Items from a figure collection
★ ★ ★ ★
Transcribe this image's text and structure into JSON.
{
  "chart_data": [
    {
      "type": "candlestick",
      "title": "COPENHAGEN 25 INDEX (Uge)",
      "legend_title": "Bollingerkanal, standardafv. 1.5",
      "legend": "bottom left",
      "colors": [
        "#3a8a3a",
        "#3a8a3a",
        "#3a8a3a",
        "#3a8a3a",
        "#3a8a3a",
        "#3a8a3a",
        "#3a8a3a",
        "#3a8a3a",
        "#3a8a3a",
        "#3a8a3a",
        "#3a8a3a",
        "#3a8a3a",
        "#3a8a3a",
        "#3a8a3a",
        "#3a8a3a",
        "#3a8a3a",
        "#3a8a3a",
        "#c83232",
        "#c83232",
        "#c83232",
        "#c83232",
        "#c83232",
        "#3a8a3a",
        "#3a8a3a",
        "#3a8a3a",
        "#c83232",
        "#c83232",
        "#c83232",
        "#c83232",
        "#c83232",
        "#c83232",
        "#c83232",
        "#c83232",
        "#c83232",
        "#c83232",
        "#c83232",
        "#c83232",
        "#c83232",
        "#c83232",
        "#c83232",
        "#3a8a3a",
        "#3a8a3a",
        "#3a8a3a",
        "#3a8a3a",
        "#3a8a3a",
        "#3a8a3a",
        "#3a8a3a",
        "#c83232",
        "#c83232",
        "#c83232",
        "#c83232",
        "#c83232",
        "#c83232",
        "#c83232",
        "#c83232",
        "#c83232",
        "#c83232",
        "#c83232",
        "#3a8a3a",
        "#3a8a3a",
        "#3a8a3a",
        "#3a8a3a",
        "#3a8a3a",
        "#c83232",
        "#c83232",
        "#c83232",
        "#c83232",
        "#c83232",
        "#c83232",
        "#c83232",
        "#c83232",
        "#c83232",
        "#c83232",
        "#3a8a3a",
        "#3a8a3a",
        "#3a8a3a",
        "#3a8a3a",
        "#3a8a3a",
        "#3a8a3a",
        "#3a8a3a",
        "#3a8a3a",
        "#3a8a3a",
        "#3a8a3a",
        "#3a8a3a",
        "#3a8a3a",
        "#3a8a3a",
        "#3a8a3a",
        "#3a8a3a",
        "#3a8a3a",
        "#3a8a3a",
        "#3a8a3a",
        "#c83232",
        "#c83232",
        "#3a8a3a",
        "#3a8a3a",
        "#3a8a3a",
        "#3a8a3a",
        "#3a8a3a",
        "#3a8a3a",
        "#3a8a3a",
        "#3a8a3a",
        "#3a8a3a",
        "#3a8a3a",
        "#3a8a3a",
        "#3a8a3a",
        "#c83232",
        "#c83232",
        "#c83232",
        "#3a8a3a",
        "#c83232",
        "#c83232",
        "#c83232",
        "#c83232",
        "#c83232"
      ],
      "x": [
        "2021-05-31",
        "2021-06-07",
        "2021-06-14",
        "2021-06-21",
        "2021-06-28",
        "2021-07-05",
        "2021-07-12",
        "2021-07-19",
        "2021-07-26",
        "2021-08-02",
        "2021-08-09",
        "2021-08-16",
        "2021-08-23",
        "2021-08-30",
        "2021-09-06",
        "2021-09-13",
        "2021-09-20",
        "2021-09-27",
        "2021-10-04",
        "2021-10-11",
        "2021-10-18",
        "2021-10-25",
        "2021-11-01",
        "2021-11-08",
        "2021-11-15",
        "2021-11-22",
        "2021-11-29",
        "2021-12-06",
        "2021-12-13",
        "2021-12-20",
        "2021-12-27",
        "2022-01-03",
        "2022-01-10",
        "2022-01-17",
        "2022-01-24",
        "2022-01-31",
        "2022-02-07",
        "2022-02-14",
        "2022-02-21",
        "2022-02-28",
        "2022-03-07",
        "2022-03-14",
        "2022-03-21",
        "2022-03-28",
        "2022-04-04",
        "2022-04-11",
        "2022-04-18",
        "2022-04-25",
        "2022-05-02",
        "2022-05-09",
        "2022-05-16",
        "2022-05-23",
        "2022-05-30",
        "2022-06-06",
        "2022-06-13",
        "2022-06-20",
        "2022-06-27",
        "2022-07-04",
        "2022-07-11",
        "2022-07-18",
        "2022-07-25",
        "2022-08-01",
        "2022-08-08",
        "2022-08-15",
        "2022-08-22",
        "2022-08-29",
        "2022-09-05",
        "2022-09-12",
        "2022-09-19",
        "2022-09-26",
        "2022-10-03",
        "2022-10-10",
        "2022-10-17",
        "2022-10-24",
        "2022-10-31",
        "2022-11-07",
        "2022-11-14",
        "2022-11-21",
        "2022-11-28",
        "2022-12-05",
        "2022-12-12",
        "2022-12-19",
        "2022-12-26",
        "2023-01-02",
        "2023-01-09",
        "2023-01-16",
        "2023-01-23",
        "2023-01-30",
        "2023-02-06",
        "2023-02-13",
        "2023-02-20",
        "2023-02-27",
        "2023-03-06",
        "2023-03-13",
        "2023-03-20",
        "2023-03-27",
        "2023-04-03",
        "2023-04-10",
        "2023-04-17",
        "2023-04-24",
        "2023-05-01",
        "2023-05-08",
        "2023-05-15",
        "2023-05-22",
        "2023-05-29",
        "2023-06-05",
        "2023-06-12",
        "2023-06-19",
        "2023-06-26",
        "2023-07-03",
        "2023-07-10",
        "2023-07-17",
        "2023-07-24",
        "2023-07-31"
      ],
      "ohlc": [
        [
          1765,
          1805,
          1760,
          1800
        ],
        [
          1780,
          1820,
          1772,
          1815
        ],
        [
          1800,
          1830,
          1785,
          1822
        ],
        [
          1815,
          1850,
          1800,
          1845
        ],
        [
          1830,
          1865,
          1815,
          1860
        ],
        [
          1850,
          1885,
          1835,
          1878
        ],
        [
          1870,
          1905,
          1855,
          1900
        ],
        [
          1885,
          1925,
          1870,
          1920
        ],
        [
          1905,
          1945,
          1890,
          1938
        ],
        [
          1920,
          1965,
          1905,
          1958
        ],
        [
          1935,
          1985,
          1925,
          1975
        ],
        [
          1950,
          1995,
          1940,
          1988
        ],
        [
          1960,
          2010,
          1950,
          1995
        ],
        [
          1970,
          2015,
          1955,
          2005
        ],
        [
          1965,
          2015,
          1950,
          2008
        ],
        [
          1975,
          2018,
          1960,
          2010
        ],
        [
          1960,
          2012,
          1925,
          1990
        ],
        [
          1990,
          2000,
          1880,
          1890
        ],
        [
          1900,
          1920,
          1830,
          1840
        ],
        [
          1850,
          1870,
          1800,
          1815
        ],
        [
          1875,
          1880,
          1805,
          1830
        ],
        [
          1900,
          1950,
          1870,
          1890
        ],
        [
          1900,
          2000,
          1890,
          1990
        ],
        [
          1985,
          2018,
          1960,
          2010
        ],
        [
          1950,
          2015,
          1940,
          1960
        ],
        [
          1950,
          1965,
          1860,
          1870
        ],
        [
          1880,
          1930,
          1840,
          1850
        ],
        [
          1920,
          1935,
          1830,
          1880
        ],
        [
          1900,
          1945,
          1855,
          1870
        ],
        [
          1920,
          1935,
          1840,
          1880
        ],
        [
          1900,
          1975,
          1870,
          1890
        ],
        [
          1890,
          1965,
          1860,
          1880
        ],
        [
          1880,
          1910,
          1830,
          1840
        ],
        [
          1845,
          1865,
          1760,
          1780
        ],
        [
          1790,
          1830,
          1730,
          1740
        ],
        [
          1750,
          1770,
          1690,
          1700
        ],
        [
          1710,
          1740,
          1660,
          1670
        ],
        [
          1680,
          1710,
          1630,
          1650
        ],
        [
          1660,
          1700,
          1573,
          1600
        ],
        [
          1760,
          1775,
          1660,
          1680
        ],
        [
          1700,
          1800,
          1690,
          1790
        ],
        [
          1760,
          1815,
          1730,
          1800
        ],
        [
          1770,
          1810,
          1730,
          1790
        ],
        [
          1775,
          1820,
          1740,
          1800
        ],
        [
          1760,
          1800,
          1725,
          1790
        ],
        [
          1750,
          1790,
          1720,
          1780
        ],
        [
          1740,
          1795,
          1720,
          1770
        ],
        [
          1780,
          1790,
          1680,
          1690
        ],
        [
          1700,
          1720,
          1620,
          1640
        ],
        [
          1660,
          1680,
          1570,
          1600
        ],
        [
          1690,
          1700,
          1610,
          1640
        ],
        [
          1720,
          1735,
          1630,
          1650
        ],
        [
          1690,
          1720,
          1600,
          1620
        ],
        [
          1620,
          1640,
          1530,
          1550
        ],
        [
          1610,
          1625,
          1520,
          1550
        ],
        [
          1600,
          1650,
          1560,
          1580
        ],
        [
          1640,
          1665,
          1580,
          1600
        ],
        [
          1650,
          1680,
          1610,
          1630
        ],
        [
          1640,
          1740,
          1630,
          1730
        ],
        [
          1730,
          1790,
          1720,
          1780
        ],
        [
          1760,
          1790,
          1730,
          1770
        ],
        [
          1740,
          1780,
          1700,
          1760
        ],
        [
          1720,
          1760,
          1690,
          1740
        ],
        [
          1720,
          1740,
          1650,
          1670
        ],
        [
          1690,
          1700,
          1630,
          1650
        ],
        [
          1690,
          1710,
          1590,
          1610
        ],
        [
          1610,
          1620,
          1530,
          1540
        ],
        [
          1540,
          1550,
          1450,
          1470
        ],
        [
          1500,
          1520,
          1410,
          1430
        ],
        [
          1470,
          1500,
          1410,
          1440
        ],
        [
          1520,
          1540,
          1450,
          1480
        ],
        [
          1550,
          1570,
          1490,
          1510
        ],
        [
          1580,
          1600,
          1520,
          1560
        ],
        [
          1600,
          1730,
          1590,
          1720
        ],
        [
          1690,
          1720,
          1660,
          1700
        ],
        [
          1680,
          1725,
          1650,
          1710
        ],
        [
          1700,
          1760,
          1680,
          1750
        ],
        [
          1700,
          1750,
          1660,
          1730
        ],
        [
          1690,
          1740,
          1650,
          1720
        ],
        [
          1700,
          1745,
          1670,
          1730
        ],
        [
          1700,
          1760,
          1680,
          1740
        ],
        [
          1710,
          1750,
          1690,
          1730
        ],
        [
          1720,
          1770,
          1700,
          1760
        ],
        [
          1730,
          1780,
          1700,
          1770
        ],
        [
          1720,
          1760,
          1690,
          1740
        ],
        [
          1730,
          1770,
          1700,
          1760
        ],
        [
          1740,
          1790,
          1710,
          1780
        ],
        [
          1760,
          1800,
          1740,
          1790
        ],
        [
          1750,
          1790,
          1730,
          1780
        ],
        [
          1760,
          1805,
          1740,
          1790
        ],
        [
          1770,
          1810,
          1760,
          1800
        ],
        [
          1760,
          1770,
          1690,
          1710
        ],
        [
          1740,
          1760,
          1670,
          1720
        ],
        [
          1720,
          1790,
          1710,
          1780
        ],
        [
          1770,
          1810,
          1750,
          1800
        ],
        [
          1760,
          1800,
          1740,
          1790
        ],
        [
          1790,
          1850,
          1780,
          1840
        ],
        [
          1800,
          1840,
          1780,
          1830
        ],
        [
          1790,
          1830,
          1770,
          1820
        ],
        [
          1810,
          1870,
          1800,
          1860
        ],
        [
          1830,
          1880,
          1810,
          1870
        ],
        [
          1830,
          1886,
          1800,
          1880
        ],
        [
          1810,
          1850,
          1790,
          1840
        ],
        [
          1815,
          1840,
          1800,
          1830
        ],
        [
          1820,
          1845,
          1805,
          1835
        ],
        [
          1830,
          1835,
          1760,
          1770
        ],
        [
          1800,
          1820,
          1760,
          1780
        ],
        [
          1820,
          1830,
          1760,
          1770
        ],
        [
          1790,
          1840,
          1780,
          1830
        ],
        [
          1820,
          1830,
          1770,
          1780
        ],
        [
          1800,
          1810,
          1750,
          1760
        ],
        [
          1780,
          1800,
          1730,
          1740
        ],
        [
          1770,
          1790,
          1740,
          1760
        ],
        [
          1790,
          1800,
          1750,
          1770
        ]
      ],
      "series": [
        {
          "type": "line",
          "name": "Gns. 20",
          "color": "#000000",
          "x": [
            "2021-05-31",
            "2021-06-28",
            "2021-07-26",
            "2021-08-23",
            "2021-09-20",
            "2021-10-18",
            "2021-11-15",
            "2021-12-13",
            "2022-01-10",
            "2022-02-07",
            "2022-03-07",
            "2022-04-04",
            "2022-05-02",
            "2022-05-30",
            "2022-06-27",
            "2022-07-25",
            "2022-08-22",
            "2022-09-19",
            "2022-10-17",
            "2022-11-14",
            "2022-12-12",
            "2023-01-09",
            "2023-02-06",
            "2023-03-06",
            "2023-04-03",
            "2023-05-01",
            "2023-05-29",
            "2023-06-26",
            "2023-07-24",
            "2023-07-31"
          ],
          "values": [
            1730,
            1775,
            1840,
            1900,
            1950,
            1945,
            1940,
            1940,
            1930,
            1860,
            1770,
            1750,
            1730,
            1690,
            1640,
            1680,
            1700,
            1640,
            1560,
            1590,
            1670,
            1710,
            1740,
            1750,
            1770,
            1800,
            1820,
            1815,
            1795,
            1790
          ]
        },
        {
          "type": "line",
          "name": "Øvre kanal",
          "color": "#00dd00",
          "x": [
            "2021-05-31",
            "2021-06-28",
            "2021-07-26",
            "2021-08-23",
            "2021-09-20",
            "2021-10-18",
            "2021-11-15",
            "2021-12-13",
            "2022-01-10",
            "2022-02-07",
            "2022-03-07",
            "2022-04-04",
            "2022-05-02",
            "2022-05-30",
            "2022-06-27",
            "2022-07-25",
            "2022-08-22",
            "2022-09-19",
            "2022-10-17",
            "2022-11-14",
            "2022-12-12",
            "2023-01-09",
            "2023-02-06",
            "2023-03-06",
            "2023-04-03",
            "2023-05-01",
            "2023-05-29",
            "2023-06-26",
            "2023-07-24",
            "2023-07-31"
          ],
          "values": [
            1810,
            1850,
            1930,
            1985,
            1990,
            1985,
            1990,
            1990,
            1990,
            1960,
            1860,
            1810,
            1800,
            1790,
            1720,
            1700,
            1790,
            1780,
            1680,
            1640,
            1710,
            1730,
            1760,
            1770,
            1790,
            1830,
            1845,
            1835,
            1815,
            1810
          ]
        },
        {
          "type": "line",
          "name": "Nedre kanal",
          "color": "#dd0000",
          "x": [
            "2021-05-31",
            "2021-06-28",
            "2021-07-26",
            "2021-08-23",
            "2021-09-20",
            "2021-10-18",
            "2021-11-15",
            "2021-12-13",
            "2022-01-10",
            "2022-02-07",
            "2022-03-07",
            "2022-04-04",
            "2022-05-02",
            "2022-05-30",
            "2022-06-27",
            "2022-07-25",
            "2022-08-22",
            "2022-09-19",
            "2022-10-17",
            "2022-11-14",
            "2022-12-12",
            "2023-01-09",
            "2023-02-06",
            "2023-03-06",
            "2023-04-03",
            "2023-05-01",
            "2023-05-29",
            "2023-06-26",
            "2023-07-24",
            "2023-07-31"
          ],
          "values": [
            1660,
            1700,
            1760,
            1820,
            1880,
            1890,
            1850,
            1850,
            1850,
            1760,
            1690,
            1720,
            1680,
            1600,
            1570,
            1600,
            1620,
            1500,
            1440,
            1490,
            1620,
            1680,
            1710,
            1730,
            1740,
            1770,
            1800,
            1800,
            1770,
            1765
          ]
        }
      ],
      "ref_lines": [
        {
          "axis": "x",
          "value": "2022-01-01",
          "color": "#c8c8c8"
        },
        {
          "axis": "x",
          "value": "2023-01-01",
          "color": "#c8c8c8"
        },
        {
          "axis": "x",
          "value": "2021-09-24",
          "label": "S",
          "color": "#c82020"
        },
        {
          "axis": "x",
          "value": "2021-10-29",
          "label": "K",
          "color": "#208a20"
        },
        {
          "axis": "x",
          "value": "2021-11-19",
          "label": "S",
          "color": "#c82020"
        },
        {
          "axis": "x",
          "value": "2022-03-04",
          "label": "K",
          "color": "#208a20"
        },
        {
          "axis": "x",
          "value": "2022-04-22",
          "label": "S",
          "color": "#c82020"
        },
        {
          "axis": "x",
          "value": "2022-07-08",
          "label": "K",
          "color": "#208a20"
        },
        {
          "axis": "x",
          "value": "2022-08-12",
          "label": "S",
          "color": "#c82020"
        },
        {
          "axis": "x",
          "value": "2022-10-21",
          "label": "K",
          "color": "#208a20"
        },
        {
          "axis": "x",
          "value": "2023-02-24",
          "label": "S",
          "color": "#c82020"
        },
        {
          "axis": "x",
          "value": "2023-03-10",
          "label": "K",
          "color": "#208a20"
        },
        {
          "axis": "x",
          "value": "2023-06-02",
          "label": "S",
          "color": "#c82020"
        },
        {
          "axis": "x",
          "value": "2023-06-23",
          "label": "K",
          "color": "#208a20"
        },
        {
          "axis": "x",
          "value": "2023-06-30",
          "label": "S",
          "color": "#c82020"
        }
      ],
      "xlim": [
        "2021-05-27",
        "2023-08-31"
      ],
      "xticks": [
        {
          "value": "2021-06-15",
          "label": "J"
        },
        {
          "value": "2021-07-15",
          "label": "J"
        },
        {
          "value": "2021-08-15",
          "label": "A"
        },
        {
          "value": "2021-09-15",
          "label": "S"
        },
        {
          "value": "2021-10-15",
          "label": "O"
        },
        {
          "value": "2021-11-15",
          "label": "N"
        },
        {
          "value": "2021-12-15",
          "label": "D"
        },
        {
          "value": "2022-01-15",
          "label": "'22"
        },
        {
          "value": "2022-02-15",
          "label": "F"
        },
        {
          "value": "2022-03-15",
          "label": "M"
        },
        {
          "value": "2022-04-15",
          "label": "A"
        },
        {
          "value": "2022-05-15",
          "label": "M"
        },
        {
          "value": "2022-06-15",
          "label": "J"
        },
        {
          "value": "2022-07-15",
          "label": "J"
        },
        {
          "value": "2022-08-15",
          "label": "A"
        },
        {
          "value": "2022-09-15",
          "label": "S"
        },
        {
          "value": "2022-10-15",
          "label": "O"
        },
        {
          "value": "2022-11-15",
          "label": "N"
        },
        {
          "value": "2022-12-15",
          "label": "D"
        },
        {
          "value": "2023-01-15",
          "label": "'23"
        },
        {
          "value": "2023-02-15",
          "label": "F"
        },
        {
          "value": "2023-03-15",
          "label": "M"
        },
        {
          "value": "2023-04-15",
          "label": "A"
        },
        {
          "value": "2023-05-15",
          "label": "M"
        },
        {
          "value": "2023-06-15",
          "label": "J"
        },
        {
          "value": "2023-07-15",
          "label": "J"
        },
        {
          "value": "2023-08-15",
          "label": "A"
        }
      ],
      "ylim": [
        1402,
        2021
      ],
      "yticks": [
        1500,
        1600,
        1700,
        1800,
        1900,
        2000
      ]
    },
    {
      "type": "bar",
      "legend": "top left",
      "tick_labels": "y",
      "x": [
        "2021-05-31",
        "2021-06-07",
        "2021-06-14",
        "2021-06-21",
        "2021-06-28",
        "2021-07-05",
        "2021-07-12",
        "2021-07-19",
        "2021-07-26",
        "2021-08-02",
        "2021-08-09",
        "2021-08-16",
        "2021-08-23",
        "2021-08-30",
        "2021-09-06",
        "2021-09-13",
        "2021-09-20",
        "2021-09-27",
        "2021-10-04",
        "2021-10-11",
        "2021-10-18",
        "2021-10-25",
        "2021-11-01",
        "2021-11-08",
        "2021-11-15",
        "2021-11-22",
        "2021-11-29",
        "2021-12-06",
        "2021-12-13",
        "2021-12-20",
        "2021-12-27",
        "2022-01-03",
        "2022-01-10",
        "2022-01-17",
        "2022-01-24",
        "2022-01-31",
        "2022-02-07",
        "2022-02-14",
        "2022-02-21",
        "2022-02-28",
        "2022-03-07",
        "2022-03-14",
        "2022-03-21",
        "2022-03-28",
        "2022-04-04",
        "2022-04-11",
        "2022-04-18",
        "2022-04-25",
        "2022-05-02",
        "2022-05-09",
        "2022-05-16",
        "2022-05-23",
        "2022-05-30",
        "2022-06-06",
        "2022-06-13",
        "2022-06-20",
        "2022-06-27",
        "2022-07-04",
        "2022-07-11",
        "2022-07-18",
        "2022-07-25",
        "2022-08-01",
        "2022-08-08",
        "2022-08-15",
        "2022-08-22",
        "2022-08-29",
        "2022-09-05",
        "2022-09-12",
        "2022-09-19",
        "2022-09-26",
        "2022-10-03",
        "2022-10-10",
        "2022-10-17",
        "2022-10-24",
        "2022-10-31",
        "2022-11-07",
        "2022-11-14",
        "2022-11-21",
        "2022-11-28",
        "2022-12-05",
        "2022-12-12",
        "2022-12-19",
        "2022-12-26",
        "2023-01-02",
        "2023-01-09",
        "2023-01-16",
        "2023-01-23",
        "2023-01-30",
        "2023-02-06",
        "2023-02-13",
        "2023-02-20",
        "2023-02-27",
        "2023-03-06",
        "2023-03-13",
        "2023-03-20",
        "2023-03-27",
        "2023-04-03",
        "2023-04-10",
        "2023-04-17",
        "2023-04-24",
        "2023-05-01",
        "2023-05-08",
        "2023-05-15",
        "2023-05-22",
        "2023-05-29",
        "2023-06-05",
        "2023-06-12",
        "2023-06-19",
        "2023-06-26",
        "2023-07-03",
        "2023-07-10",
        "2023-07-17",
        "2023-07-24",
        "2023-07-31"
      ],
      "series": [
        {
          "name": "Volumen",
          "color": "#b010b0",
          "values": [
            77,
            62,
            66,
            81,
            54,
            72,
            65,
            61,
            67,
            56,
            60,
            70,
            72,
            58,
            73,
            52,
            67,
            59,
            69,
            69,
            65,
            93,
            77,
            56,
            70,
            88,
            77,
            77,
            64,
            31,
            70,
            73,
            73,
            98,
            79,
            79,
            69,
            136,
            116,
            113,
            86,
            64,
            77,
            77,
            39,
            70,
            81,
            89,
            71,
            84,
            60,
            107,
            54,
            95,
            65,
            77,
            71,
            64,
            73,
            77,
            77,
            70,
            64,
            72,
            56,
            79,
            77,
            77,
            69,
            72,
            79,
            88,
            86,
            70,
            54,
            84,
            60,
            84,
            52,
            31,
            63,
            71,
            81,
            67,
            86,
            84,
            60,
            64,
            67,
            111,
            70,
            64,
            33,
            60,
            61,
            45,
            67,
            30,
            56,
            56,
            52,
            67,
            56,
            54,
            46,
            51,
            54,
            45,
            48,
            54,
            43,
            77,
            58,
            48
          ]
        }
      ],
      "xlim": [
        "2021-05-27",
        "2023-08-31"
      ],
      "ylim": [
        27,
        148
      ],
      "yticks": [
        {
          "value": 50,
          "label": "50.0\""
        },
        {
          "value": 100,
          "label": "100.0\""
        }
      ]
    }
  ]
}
★ ★ ★ ★
**REQUIREMENT**
Reproduce each line of the entries in which the word "name" is found.

**ANSWER FOR THIS EXERCISE**
          "name": "Gns. 20",
          "name": "Øvre kanal",
          "name": "Nedre kanal",
          "name": "Volumen",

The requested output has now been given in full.